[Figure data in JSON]
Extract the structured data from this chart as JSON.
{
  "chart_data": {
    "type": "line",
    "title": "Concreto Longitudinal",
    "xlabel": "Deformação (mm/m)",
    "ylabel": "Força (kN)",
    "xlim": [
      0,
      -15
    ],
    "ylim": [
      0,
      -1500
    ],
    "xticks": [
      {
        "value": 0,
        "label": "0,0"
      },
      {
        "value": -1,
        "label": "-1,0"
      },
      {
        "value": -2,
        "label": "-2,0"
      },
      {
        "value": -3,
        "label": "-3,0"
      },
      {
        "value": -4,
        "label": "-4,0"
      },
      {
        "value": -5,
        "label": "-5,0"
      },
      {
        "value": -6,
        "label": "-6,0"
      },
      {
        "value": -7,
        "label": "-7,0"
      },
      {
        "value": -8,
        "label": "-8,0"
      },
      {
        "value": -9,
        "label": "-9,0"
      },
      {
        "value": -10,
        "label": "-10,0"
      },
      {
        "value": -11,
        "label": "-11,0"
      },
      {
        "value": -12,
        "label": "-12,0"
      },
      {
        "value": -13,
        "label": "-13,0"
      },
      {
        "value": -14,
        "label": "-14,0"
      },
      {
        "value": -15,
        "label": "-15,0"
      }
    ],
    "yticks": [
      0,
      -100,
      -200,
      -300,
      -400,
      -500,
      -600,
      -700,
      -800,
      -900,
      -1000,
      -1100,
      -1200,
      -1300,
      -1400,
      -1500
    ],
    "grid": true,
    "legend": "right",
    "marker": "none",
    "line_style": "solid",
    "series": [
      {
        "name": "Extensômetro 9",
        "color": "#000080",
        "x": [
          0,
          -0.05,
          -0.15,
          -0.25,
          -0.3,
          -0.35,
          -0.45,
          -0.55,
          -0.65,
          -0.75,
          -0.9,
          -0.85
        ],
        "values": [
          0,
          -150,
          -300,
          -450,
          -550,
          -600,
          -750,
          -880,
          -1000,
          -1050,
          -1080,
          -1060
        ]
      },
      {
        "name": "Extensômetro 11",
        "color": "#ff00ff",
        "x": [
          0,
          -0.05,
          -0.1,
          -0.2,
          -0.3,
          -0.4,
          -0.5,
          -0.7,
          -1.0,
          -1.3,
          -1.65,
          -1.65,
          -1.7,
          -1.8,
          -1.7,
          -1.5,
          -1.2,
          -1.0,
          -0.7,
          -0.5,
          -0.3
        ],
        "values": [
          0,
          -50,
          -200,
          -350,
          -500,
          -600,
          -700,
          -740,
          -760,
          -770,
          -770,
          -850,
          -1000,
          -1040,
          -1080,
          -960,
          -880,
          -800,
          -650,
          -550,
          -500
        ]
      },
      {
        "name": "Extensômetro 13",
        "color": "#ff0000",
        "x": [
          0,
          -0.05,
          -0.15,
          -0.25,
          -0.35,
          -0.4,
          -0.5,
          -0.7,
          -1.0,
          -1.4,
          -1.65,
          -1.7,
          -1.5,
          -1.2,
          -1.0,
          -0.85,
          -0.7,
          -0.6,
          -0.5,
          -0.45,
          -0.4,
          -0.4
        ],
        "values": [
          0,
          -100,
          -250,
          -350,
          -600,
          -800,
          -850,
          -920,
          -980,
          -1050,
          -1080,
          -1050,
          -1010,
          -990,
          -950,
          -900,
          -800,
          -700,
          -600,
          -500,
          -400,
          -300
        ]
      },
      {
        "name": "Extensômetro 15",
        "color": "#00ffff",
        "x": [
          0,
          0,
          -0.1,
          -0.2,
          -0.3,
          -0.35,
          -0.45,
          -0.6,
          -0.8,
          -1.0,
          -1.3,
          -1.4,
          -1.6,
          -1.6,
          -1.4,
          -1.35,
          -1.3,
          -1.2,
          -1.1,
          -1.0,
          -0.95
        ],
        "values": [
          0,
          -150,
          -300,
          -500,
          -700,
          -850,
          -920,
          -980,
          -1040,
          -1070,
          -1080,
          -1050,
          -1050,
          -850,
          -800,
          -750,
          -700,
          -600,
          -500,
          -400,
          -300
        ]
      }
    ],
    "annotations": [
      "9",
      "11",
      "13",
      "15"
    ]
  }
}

Goal:
Copy out every line from the records that has the word "color".

Response:
        "color": "#000080",
        "color": "#ff00ff",
        "color": "#ff0000",
        "color": "#00ffff",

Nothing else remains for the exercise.